--- RECORDS TO PROCESS ---

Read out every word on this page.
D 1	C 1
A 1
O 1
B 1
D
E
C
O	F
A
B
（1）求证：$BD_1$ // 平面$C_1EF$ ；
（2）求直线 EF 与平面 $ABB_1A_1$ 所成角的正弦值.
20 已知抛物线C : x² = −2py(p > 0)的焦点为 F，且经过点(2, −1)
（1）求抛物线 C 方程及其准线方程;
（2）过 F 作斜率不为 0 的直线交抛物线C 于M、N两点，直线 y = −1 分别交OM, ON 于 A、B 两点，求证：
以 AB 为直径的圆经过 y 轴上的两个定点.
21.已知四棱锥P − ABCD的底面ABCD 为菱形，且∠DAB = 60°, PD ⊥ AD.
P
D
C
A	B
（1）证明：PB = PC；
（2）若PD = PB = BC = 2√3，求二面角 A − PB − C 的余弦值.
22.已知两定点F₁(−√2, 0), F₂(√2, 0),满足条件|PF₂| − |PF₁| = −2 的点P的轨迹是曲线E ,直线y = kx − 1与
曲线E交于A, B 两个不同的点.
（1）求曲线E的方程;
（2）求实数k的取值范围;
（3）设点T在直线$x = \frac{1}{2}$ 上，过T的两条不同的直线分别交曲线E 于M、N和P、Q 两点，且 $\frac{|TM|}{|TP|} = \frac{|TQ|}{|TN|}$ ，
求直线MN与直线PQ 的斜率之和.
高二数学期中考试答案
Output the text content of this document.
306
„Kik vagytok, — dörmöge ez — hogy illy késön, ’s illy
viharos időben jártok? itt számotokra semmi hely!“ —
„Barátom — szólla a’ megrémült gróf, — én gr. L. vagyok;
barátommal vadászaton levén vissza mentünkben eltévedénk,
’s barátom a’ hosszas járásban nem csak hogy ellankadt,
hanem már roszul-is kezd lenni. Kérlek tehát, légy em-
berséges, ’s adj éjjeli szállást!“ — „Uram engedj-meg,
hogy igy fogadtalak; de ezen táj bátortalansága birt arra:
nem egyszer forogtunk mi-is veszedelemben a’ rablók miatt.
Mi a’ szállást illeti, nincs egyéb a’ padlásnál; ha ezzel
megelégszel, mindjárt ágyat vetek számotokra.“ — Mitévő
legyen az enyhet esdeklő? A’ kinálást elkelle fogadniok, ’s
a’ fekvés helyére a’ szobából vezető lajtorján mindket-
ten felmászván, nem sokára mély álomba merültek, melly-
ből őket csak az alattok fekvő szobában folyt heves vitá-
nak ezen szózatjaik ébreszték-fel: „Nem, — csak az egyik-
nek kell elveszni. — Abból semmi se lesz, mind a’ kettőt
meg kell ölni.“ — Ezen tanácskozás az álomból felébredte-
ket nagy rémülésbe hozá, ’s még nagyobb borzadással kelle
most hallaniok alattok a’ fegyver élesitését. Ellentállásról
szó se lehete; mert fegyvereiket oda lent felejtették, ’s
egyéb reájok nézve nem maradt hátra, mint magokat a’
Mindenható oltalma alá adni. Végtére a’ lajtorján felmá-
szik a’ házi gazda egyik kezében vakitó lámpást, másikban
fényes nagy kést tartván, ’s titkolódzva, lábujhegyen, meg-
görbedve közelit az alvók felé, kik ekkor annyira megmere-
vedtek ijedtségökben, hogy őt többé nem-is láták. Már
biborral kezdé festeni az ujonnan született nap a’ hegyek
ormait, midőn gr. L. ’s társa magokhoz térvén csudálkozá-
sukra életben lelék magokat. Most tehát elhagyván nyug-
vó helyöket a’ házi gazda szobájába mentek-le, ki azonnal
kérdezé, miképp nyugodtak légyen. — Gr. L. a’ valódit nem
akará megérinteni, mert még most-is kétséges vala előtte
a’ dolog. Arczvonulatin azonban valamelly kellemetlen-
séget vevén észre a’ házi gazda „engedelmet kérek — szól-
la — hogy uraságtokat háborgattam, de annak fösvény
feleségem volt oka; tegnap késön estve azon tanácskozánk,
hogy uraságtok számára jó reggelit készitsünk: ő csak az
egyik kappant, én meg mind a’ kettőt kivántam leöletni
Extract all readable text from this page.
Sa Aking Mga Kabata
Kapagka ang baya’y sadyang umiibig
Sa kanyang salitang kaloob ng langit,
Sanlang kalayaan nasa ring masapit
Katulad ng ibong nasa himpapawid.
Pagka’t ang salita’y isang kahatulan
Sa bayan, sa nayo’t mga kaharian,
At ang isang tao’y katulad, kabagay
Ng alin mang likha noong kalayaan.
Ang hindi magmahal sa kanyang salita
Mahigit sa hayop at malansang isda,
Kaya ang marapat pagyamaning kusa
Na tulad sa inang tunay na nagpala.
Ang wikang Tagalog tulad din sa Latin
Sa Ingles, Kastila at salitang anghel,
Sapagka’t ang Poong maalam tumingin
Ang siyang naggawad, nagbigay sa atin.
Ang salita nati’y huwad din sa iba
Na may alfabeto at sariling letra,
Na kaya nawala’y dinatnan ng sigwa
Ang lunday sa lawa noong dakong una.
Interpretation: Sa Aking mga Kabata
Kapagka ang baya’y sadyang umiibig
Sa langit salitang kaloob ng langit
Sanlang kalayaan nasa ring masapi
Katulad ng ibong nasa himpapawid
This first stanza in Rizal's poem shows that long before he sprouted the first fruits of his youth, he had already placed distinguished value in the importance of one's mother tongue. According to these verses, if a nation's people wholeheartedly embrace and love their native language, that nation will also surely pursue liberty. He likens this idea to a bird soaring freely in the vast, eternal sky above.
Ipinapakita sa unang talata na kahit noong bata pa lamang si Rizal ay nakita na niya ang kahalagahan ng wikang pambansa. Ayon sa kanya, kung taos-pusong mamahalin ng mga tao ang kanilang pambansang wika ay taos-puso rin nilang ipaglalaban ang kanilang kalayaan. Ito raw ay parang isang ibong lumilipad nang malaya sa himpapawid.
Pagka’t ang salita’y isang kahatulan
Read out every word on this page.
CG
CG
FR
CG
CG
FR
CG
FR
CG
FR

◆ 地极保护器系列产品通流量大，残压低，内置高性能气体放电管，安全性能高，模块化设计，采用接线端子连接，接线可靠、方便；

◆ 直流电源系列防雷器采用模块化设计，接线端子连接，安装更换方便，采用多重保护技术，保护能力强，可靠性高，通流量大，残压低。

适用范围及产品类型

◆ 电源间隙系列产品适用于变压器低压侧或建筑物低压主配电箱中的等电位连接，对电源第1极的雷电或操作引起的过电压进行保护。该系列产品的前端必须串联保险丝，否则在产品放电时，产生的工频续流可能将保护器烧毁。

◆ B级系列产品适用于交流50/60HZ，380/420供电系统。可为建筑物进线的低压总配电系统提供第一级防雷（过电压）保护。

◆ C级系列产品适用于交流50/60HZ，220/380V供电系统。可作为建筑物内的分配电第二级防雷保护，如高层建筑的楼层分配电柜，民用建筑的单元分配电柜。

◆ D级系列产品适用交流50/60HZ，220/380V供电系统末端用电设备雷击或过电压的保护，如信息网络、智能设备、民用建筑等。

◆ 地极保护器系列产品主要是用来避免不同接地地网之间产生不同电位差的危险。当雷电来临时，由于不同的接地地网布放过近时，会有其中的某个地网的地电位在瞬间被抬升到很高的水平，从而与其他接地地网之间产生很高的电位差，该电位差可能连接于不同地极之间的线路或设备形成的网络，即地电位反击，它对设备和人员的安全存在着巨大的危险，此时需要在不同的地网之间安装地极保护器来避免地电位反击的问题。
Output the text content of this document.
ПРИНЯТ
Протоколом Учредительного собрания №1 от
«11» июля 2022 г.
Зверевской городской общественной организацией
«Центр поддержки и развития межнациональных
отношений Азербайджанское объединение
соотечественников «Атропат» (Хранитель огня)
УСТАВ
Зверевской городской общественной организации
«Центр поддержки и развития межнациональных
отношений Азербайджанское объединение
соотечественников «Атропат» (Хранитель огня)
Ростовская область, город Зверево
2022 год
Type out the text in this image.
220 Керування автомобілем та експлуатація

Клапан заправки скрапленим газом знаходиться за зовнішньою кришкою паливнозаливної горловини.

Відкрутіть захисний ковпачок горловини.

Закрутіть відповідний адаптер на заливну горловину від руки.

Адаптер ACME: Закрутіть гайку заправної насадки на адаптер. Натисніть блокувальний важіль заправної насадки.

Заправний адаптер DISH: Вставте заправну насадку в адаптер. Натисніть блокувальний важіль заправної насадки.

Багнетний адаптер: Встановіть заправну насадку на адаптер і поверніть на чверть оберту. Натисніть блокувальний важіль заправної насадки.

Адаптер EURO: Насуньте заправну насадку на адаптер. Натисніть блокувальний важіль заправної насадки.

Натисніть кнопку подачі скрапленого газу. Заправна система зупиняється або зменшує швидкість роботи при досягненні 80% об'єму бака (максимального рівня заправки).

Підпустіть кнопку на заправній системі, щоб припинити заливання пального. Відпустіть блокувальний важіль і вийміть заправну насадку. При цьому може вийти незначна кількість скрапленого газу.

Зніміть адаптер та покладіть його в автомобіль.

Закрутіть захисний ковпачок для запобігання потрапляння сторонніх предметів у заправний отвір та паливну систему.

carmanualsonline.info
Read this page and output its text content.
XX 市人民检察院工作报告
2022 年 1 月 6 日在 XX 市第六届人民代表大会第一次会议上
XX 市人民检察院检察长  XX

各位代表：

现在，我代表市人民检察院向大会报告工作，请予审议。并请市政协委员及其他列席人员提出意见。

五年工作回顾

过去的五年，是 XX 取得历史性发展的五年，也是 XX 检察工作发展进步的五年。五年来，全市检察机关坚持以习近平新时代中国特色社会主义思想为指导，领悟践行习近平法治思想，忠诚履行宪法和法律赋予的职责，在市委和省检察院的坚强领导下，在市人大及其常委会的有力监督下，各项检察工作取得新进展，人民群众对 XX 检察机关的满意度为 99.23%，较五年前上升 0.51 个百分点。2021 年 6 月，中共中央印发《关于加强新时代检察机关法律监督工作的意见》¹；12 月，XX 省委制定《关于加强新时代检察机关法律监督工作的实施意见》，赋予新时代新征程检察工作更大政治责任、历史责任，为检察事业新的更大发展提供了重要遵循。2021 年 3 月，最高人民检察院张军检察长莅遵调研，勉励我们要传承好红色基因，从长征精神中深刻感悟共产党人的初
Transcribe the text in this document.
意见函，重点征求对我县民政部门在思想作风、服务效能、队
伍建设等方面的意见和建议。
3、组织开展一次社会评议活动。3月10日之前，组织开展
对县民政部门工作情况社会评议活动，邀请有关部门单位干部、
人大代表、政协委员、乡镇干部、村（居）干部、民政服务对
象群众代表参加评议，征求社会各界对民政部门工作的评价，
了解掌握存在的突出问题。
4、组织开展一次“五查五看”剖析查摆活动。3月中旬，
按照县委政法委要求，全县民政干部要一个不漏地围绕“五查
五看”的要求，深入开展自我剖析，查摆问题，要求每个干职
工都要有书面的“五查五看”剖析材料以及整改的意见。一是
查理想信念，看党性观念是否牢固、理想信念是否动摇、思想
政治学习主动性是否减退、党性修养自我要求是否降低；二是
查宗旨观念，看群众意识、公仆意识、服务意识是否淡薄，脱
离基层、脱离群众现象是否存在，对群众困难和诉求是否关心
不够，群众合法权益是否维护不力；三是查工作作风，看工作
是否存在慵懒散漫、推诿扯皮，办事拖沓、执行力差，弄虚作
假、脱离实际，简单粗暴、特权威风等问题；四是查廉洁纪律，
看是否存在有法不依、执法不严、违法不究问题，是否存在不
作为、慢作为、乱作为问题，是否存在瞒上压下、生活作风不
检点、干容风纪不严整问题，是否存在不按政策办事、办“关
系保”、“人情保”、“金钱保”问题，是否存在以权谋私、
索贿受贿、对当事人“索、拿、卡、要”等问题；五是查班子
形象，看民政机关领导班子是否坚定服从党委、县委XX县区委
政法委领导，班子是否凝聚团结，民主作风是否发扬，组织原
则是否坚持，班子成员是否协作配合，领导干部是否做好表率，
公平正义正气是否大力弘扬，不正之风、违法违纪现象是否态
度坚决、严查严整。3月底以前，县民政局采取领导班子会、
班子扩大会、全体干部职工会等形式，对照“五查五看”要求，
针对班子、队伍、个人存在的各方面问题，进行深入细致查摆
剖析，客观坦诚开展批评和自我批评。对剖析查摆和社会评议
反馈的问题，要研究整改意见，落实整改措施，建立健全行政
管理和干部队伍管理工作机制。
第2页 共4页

---

### TASK REQUIREMENTS
Determine how many lines of the data contain "Зверевской" and give nothing but that number.

### EXERCISE SOLUTION
2